Dataset rows =>
********************
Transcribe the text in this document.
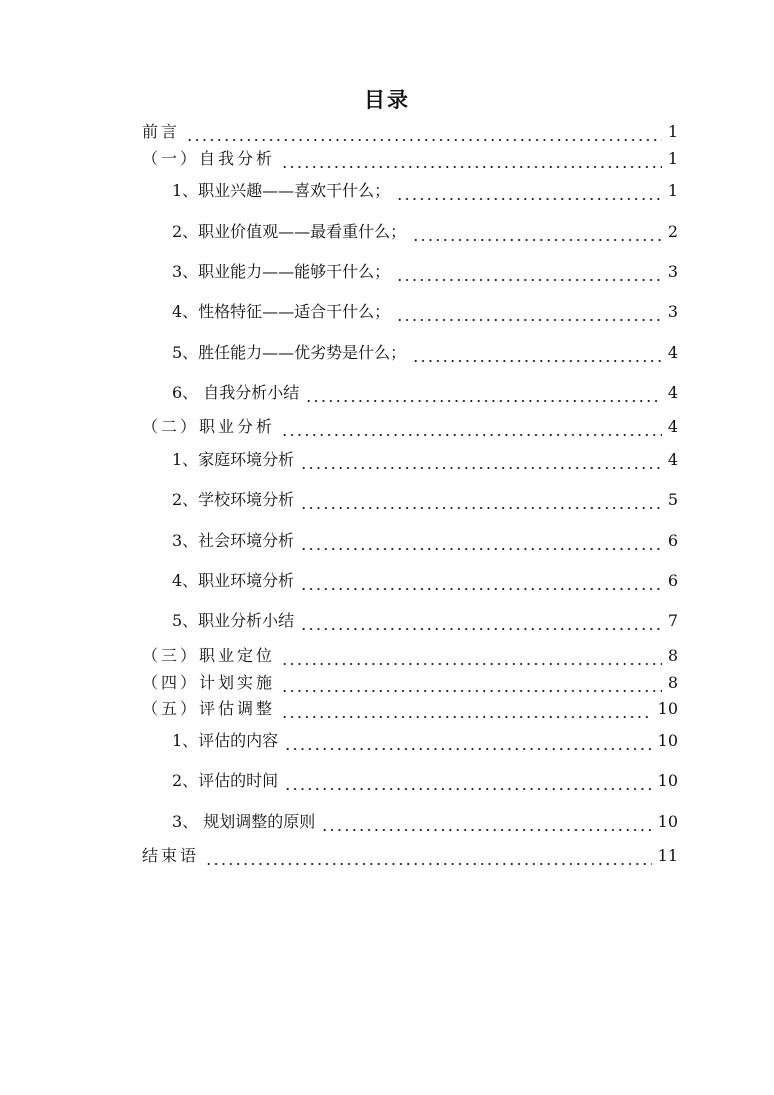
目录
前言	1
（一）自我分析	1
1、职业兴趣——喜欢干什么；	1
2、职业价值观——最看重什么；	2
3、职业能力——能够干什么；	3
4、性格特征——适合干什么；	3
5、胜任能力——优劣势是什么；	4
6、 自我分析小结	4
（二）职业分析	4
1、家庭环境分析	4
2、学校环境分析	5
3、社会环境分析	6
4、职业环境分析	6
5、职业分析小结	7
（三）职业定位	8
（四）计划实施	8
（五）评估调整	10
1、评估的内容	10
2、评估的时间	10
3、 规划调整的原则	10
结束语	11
********************
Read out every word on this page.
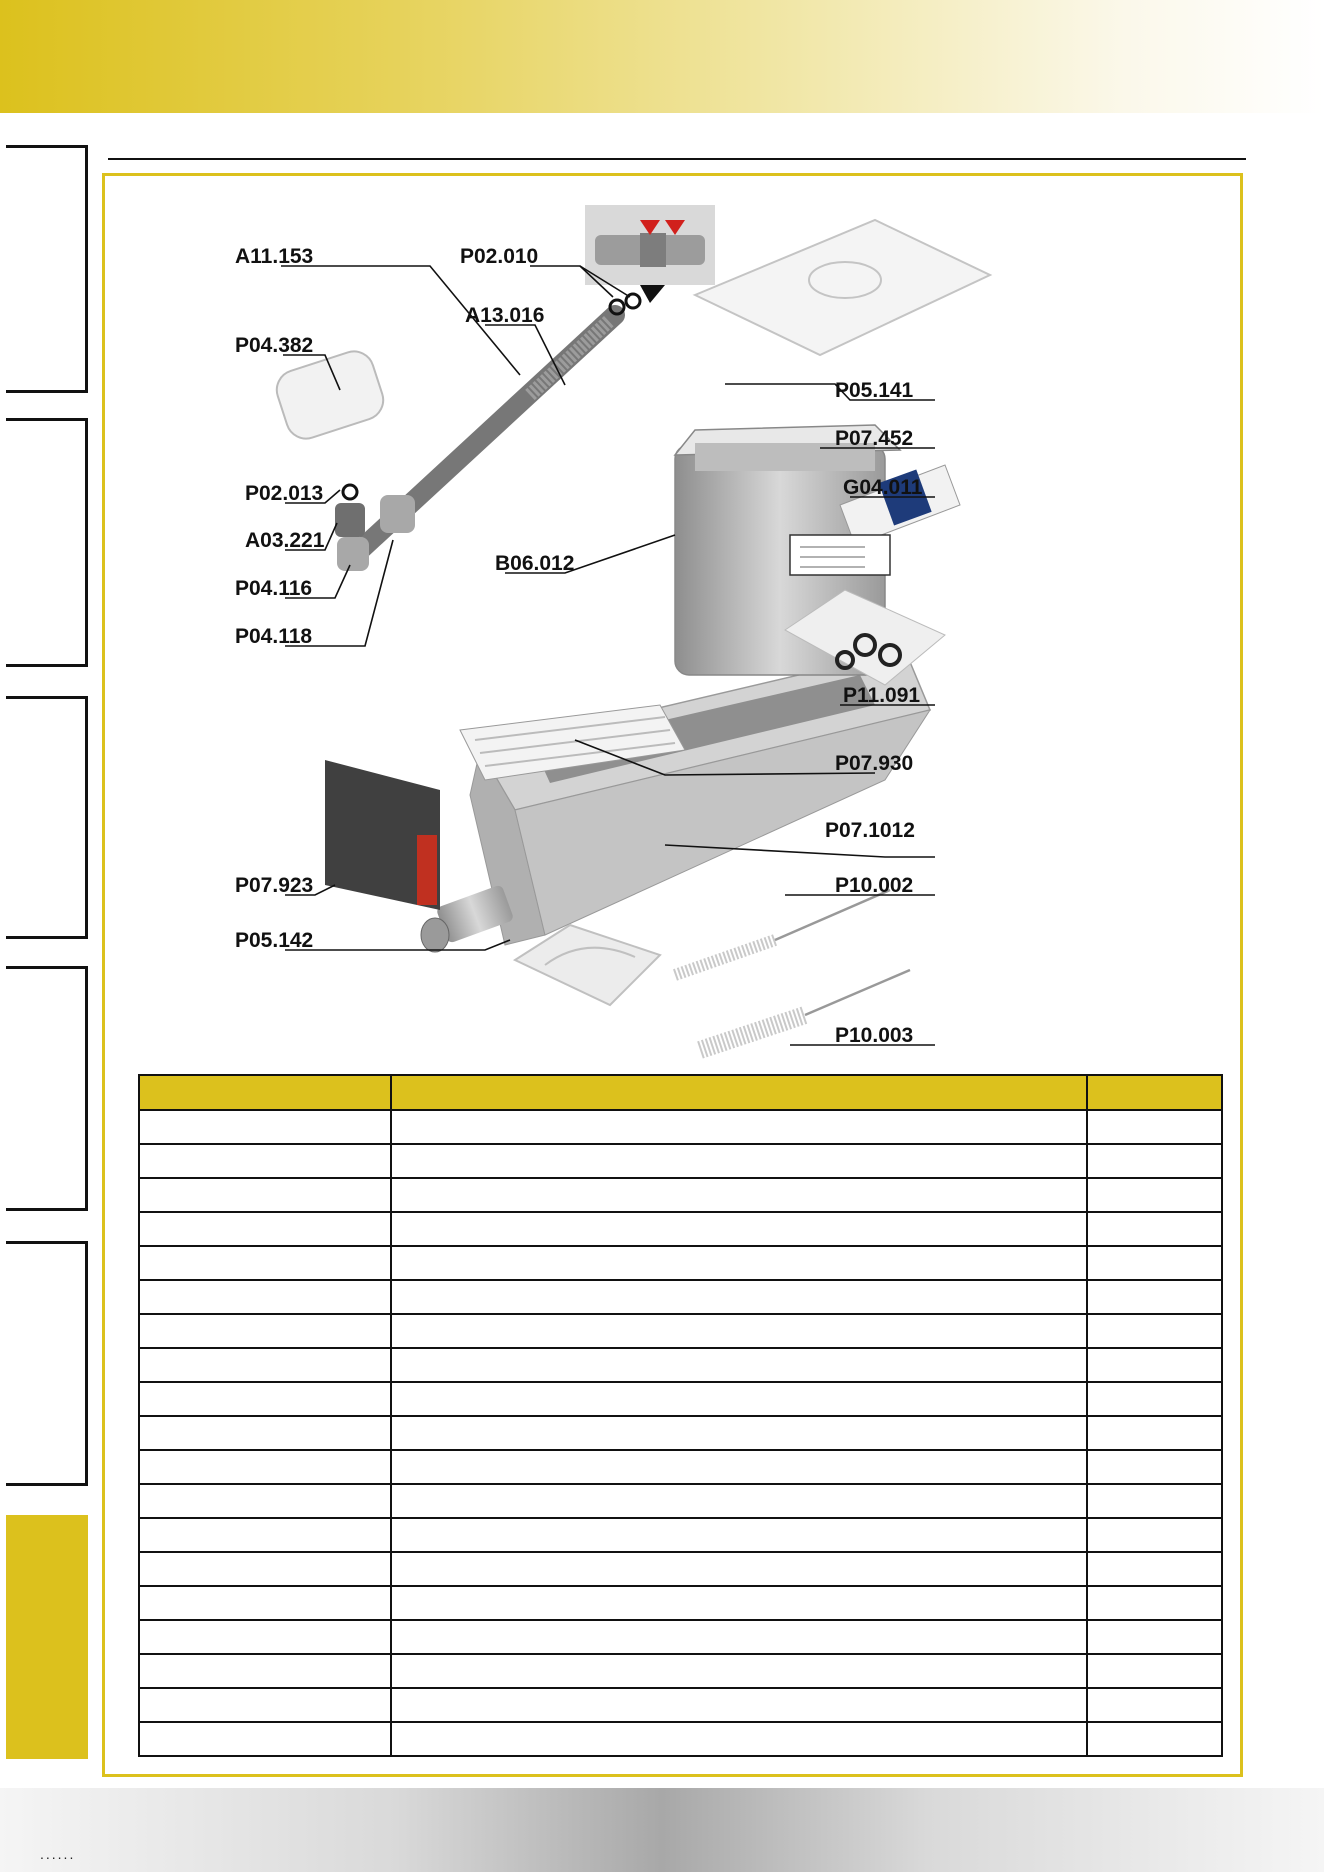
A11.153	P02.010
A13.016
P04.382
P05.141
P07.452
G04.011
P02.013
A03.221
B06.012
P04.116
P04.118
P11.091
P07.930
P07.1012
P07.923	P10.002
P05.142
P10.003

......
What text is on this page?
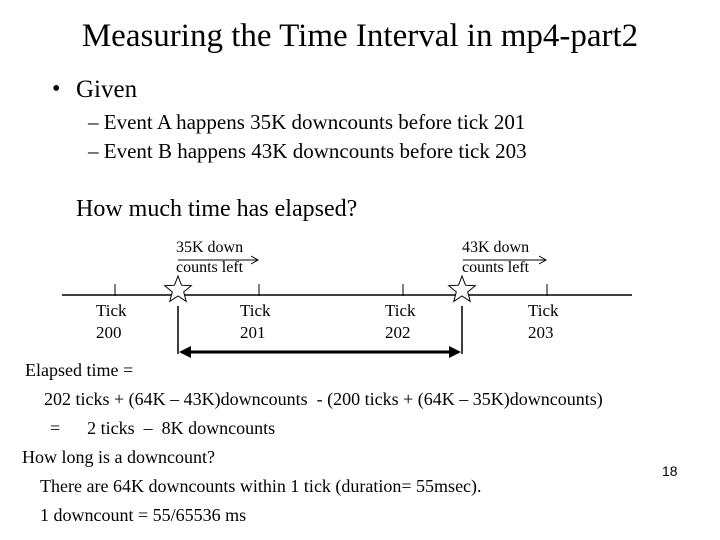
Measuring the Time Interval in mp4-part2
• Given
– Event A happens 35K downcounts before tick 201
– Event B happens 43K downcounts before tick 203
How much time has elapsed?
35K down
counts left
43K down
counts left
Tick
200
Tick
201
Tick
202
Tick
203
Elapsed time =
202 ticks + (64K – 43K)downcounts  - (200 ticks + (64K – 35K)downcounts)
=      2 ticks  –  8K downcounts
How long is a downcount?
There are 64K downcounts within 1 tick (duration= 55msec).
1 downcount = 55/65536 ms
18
********************
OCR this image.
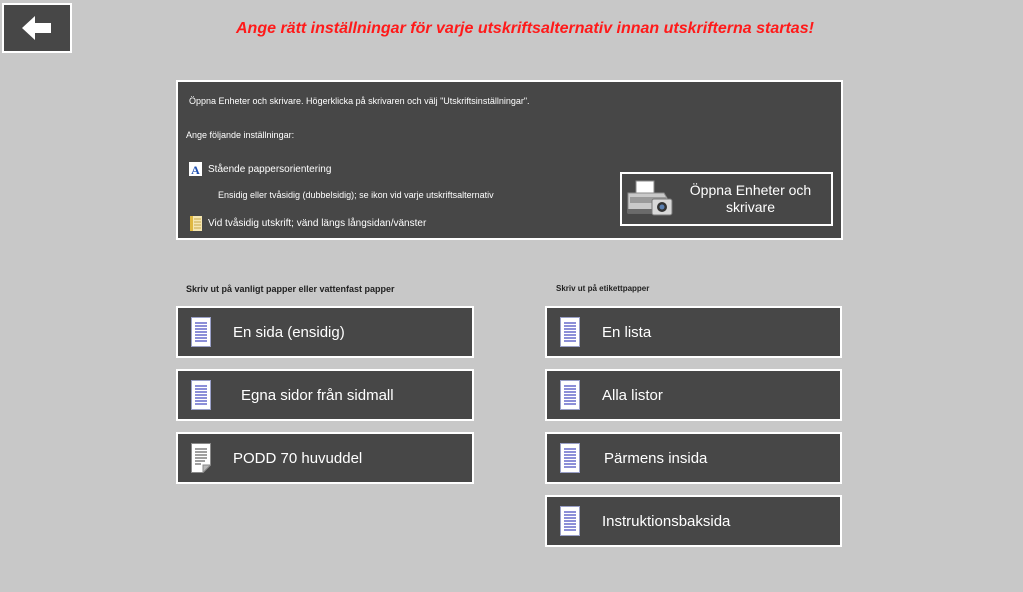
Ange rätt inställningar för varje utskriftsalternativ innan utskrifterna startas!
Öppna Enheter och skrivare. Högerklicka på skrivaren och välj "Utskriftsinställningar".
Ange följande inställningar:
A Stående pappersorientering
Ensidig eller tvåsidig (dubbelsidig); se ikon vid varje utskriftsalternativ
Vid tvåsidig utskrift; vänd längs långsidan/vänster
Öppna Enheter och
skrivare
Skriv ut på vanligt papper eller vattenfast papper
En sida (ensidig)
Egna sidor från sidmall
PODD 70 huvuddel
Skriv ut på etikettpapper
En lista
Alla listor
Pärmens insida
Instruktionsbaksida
********************
Directions for this task => State how many lines of the listing include "Event", and nothing more.

The output => 2